MATERIAL TO PROCESS:
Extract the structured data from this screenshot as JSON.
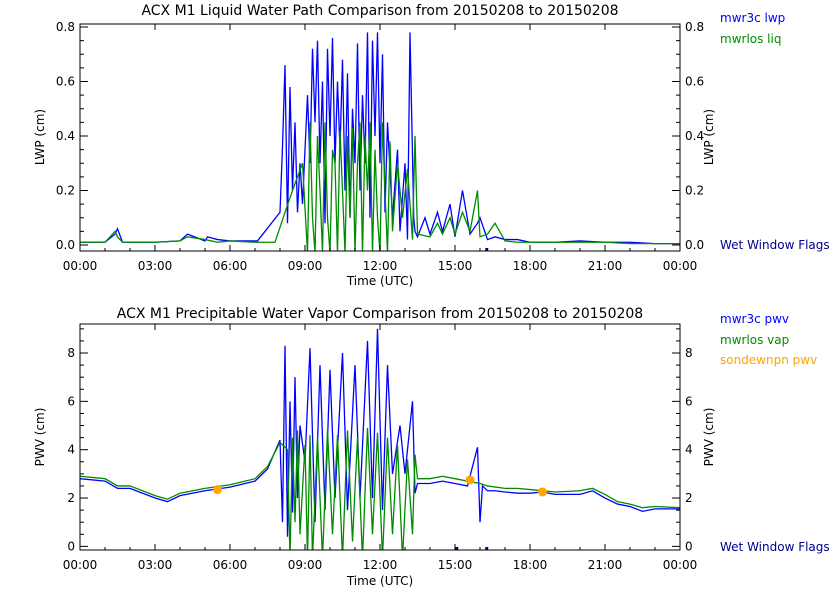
{
  "chart_data": [
    {
      "type": "line",
      "title": "ACX M1 Liquid Water Path Comparison from 20150208 to 20150208",
      "xlabel": "Time (UTC)",
      "ylabel": "LWP (cm)",
      "ylabel_right": "LWP (cm)",
      "xlim": [
        0,
        24
      ],
      "ylim": [
        -0.022,
        0.811
      ],
      "xticks": [
        "00:00",
        "03:00",
        "06:00",
        "09:00",
        "12:00",
        "15:00",
        "18:00",
        "21:00",
        "00:00"
      ],
      "yticks": [
        0,
        0.2,
        0.4,
        0.6,
        0.8
      ],
      "ytick_labels": [
        "0.0",
        "0.2",
        "0.4",
        "0.6",
        "0.8"
      ],
      "legend": "right",
      "flag_label": "Wet Window Flags",
      "flags_hours": [
        16.25
      ],
      "series": [
        {
          "name": "mwr3c lwp",
          "color": "#0000ff",
          "x": [
            0,
            1,
            1.4,
            1.5,
            1.7,
            2,
            3,
            4,
            4.3,
            5,
            5.1,
            5.5,
            6,
            7.1,
            8,
            8.1,
            8.2,
            8.3,
            8.4,
            8.5,
            8.6,
            8.7,
            8.8,
            8.9,
            9.1,
            9.2,
            9.3,
            9.4,
            9.5,
            9.6,
            9.7,
            9.8,
            9.9,
            10,
            10.1,
            10.2,
            10.3,
            10.4,
            10.5,
            10.6,
            10.7,
            10.8,
            10.9,
            11,
            11.1,
            11.2,
            11.3,
            11.4,
            11.5,
            11.6,
            11.7,
            11.8,
            11.9,
            12,
            12.1,
            12.2,
            12.3,
            12.5,
            12.7,
            12.8,
            13,
            13.1,
            13.2,
            13.35,
            13.4,
            13.5,
            13.8,
            14,
            14.3,
            14.5,
            14.8,
            15,
            15.3,
            15.6,
            15.9,
            16,
            16.3,
            16.6,
            17,
            17.5,
            18,
            19,
            20,
            21,
            22,
            23,
            24
          ],
          "y": [
            0.01,
            0.01,
            0.04,
            0.06,
            0.01,
            0.01,
            0.01,
            0.015,
            0.04,
            0.015,
            0.03,
            0.02,
            0.015,
            0.015,
            0.12,
            0.36,
            0.66,
            0.08,
            0.58,
            0.2,
            0.45,
            0.12,
            0.3,
            0.15,
            0.55,
            0.3,
            0.72,
            0.45,
            0.75,
            0.3,
            0.6,
            0.08,
            0.72,
            0.4,
            0.76,
            0.3,
            0.6,
            0.35,
            0.68,
            0.2,
            0.63,
            0.1,
            0.5,
            0.3,
            0.74,
            0.2,
            0.55,
            0.3,
            0.78,
            0.1,
            0.75,
            0.4,
            0.78,
            0.3,
            0.7,
            0.12,
            0.45,
            0.1,
            0.35,
            0.05,
            0.3,
            0.02,
            0.78,
            0.1,
            0.05,
            0.03,
            0.1,
            0.04,
            0.12,
            0.05,
            0.15,
            0.03,
            0.2,
            0.04,
            0.08,
            0.1,
            0.02,
            0.03,
            0.02,
            0.02,
            0.01,
            0.01,
            0.015,
            0.01,
            0.01,
            0.005,
            0.005
          ]
        },
        {
          "name": "mwrlos liq",
          "color": "#008c00",
          "x": [
            0,
            1,
            1.4,
            1.5,
            1.7,
            2,
            3,
            4,
            4.3,
            5,
            5.5,
            6,
            7,
            7.8,
            8.2,
            8.5,
            8.9,
            9.1,
            9.2,
            9.3,
            9.4,
            9.5,
            9.6,
            9.7,
            9.8,
            9.9,
            10,
            10.1,
            10.2,
            10.3,
            10.4,
            10.5,
            10.6,
            10.7,
            10.8,
            10.9,
            11,
            11.1,
            11.2,
            11.3,
            11.4,
            11.5,
            11.6,
            11.7,
            11.8,
            11.9,
            12,
            12.1,
            12.2,
            12.3,
            12.4,
            12.5,
            12.7,
            12.9,
            13.1,
            13.3,
            13.4,
            13.5,
            14,
            14.3,
            14.5,
            14.8,
            15,
            15.3,
            15.6,
            15.9,
            16,
            16.3,
            16.6,
            17,
            17.5,
            18,
            19,
            20,
            21,
            22,
            23,
            24
          ],
          "y": [
            0.01,
            0.01,
            0.05,
            0.03,
            0.01,
            0.01,
            0.01,
            0.015,
            0.03,
            0.02,
            0.01,
            0.015,
            0.01,
            0.01,
            0.12,
            0.2,
            0.3,
            -0.03,
            0.45,
            0.1,
            -0.03,
            0.4,
            0.2,
            -0.03,
            0.45,
            0.1,
            -0.03,
            0.35,
            0.3,
            -0.03,
            0.42,
            0.2,
            -0.03,
            0.4,
            0.1,
            0.43,
            -0.03,
            0.3,
            0.45,
            -0.03,
            0.4,
            0.2,
            0.45,
            -0.03,
            0.35,
            0.1,
            -0.03,
            0.45,
            0.2,
            -0.03,
            0.38,
            0.05,
            0.3,
            0.1,
            0.28,
            0.02,
            0.4,
            0.04,
            0.03,
            0.08,
            0.04,
            0.1,
            0.04,
            0.12,
            0.05,
            0.2,
            0.03,
            0.04,
            0.08,
            0.015,
            0.01,
            0.01,
            0.01,
            0.01,
            0.01,
            0.005,
            0.005,
            0.005
          ]
        }
      ]
    },
    {
      "type": "line",
      "title": "ACX M1 Precipitable Water Vapor Comparison from 20150208 to 20150208",
      "xlabel": "Time (UTC)",
      "ylabel": "PWV (cm)",
      "ylabel_right": "PWV (cm)",
      "xlim": [
        0,
        24
      ],
      "ylim": [
        -0.15,
        9.2
      ],
      "xticks": [
        "00:00",
        "03:00",
        "06:00",
        "09:00",
        "12:00",
        "15:00",
        "18:00",
        "21:00",
        "00:00"
      ],
      "yticks": [
        0,
        2,
        4,
        6,
        8
      ],
      "ytick_labels": [
        "0",
        "2",
        "4",
        "6",
        "8"
      ],
      "legend": "right",
      "flag_label": "Wet Window Flags",
      "flags_hours": [
        15.05,
        16.25
      ],
      "series": [
        {
          "name": "mwr3c pwv",
          "color": "#0000ff",
          "x": [
            0,
            1,
            1.5,
            2,
            3,
            3.5,
            4,
            5,
            6,
            7,
            7.5,
            8,
            8.1,
            8.2,
            8.3,
            8.4,
            8.5,
            8.6,
            8.7,
            8.8,
            9,
            9.2,
            9.4,
            9.6,
            9.8,
            10,
            10.2,
            10.5,
            10.7,
            11,
            11.2,
            11.5,
            11.7,
            11.9,
            12.1,
            12.3,
            12.5,
            12.8,
            13,
            13.3,
            13.4,
            13.5,
            14,
            14.5,
            15,
            15.5,
            15.9,
            16,
            16.1,
            16.3,
            16.6,
            17,
            17.5,
            18,
            18.5,
            19,
            20,
            20.5,
            21,
            21.5,
            22,
            22.5,
            23,
            24
          ],
          "y": [
            2.8,
            2.7,
            2.4,
            2.4,
            2.0,
            1.85,
            2.1,
            2.3,
            2.45,
            2.7,
            3.2,
            4.4,
            1.0,
            8.3,
            0.4,
            6.0,
            1.4,
            7.0,
            2.0,
            5.0,
            3.5,
            8.2,
            1.0,
            7.5,
            1.5,
            7.3,
            2.0,
            8.0,
            1.5,
            7.5,
            2.0,
            8.5,
            2.0,
            9.0,
            1.5,
            7.5,
            3.0,
            5.0,
            3.0,
            6.0,
            2.2,
            2.6,
            2.6,
            2.7,
            2.6,
            2.5,
            4.1,
            1.0,
            2.5,
            2.3,
            2.3,
            2.25,
            2.2,
            2.2,
            2.25,
            2.15,
            2.15,
            2.3,
            2.0,
            1.75,
            1.65,
            1.45,
            1.55,
            1.55
          ]
        },
        {
          "name": "mwrlos vap",
          "color": "#008c00",
          "x": [
            0,
            1,
            1.5,
            2,
            3,
            3.5,
            4,
            5,
            6,
            7,
            7.5,
            8,
            8.3,
            8.4,
            8.5,
            8.6,
            8.7,
            8.8,
            9,
            9.1,
            9.2,
            9.3,
            9.5,
            9.7,
            9.9,
            10.1,
            10.3,
            10.5,
            10.7,
            10.9,
            11.1,
            11.3,
            11.5,
            11.7,
            11.9,
            12.1,
            12.3,
            12.5,
            12.7,
            12.9,
            13.1,
            13.3,
            13.4,
            13.5,
            14,
            14.5,
            15,
            15.5,
            16,
            16.3,
            17,
            17.5,
            18,
            19,
            20,
            20.5,
            21,
            21.5,
            22,
            22.5,
            23,
            24
          ],
          "y": [
            2.9,
            2.8,
            2.5,
            2.5,
            2.1,
            1.95,
            2.2,
            2.4,
            2.55,
            2.8,
            3.3,
            4.3,
            4.0,
            -0.5,
            4.5,
            1.0,
            4.8,
            0.5,
            4.2,
            -0.5,
            4.6,
            -0.5,
            4.5,
            -0.5,
            4.8,
            0.5,
            4.6,
            -0.5,
            4.8,
            0.2,
            4.5,
            -0.5,
            4.9,
            0.5,
            4.7,
            -0.5,
            4.5,
            0.5,
            4.2,
            -0.5,
            3.6,
            0.5,
            3.8,
            2.8,
            2.8,
            2.9,
            2.8,
            2.7,
            2.6,
            2.5,
            2.4,
            2.4,
            2.35,
            2.25,
            2.3,
            2.4,
            2.15,
            1.85,
            1.75,
            1.6,
            1.65,
            1.6
          ]
        },
        {
          "name": "sondewnpn pwv",
          "color": "#ffa500",
          "marker": "circle",
          "x": [
            5.5,
            15.6,
            18.5
          ],
          "y": [
            2.35,
            2.75,
            2.25
          ]
        }
      ]
    }
  ]
}
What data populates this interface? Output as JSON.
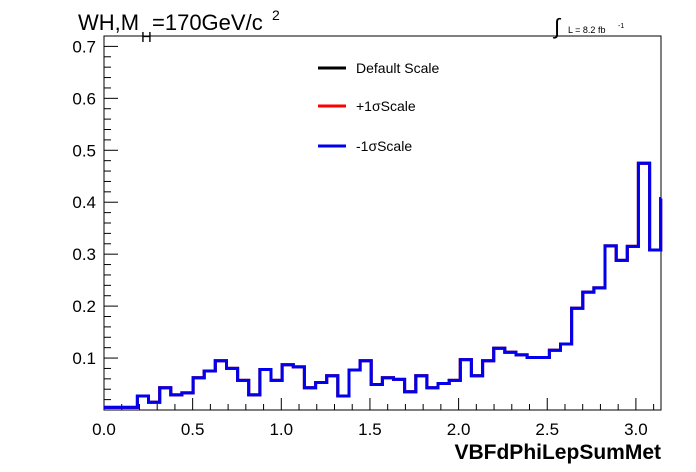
{
  "chart_data": {
    "type": "line",
    "title_main": "WH,M",
    "title_sub": "H",
    "title_rest": "=170GeV/c",
    "title_sup": "2",
    "lumi_label": "L = 8.2 fb",
    "lumi_sup": "-1",
    "xlabel": "VBFdPhiLepSumMet",
    "xlim": [
      0,
      3.1416
    ],
    "ylim": [
      0,
      0.72
    ],
    "x_ticks": [
      0.0,
      0.5,
      1.0,
      1.5,
      2.0,
      2.5,
      3.0
    ],
    "x_tick_labels": [
      "0.0",
      "0.5",
      "1.0",
      "1.5",
      "2.0",
      "2.5",
      "3.0"
    ],
    "y_ticks": [
      0.1,
      0.2,
      0.3,
      0.4,
      0.5,
      0.6,
      0.7
    ],
    "y_tick_labels": [
      "0.1",
      "0.2",
      "0.3",
      "0.4",
      "0.5",
      "0.6",
      "0.7"
    ],
    "grid": false,
    "legend_position": "top-center",
    "bin_edges_start": 0.0,
    "bin_width": 0.0628,
    "series": [
      {
        "name": "Default Scale",
        "color": "#000000",
        "values": [
          0.005,
          0.005,
          0.005,
          0.027,
          0.015,
          0.043,
          0.029,
          0.033,
          0.062,
          0.075,
          0.095,
          0.08,
          0.057,
          0.029,
          0.078,
          0.057,
          0.087,
          0.083,
          0.043,
          0.053,
          0.066,
          0.027,
          0.077,
          0.095,
          0.049,
          0.062,
          0.059,
          0.035,
          0.066,
          0.043,
          0.051,
          0.057,
          0.097,
          0.066,
          0.095,
          0.119,
          0.111,
          0.106,
          0.101,
          0.101,
          0.115,
          0.127,
          0.196,
          0.227,
          0.235,
          0.316,
          0.288,
          0.315,
          0.475,
          0.308,
          0.407
        ]
      },
      {
        "name": "+1σScale",
        "color": "#ff0000",
        "values": [
          0.005,
          0.005,
          0.005,
          0.027,
          0.015,
          0.043,
          0.029,
          0.033,
          0.062,
          0.075,
          0.095,
          0.08,
          0.057,
          0.029,
          0.078,
          0.057,
          0.087,
          0.083,
          0.043,
          0.053,
          0.066,
          0.027,
          0.077,
          0.095,
          0.049,
          0.062,
          0.059,
          0.035,
          0.066,
          0.043,
          0.051,
          0.057,
          0.097,
          0.066,
          0.095,
          0.119,
          0.111,
          0.106,
          0.101,
          0.101,
          0.115,
          0.127,
          0.196,
          0.227,
          0.235,
          0.316,
          0.288,
          0.315,
          0.475,
          0.308,
          0.407
        ]
      },
      {
        "name": "-1σScale",
        "color": "#0000ee",
        "values": [
          0.005,
          0.005,
          0.005,
          0.027,
          0.015,
          0.043,
          0.029,
          0.033,
          0.062,
          0.075,
          0.095,
          0.08,
          0.057,
          0.029,
          0.078,
          0.057,
          0.087,
          0.083,
          0.043,
          0.053,
          0.066,
          0.027,
          0.077,
          0.095,
          0.049,
          0.062,
          0.059,
          0.035,
          0.066,
          0.043,
          0.051,
          0.057,
          0.097,
          0.066,
          0.095,
          0.119,
          0.111,
          0.106,
          0.101,
          0.101,
          0.115,
          0.127,
          0.196,
          0.227,
          0.235,
          0.316,
          0.288,
          0.315,
          0.475,
          0.308,
          0.407
        ]
      }
    ]
  }
}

EXERCISE BRIEF:
Gather every line from the listing above in which "this" appears, and copy those lines.

SOLVED EXERCISE:
Extract the structured data from this screenshot as JSON.
What data populates this interface? Output as JSON.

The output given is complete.